■ **YOUR OBJECTIVE**: Extract each line of the records below that contains the word "Allahu".
=== PROVIDED ENTRIES ===
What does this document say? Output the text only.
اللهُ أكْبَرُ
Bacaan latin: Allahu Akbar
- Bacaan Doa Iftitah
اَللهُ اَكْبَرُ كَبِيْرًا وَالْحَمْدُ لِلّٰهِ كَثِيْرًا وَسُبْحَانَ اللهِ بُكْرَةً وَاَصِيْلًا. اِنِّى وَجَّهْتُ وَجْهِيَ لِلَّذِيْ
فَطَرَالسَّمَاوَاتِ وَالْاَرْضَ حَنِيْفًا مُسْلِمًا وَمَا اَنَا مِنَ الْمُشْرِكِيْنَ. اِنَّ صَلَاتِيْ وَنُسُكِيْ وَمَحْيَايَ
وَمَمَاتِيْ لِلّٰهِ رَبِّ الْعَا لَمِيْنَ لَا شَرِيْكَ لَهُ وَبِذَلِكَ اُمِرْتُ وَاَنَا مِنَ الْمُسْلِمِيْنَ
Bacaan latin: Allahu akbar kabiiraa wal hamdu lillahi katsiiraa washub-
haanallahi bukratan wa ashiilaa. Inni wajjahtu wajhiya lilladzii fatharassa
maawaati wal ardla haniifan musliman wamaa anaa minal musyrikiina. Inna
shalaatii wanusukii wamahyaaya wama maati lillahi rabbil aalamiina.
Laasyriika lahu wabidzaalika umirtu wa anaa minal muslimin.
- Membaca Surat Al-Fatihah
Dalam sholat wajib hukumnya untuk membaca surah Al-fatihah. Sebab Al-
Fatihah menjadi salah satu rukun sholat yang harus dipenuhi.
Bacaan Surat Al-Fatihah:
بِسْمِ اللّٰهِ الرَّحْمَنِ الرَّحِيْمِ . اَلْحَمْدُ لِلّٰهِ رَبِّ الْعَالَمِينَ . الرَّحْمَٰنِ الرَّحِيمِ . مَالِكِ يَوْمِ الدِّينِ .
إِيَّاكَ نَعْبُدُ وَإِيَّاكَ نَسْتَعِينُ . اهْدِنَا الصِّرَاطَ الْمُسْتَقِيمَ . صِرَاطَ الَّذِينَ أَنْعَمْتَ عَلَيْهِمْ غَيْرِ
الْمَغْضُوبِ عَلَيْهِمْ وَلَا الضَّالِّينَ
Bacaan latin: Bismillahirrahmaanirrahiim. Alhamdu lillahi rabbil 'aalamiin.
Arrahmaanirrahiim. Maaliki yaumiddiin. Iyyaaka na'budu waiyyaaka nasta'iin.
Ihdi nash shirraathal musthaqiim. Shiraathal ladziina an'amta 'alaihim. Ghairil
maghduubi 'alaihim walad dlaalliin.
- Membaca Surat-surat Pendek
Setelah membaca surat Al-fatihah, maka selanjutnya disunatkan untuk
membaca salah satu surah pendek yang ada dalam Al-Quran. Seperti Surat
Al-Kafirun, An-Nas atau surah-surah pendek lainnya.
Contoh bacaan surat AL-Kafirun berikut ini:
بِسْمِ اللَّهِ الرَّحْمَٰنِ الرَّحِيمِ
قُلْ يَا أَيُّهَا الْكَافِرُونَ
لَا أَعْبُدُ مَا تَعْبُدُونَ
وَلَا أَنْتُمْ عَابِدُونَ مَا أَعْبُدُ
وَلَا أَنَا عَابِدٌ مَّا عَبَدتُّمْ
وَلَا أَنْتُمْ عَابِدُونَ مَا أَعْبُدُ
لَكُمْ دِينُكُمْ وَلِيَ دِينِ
===
■ **SOLUTION FOR THIS PROBLEM**:
Bacaan latin: Allahu Akbar
Bacaan latin: Allahu akbar kabiiraa wal hamdu lillahi katsiiraa washub-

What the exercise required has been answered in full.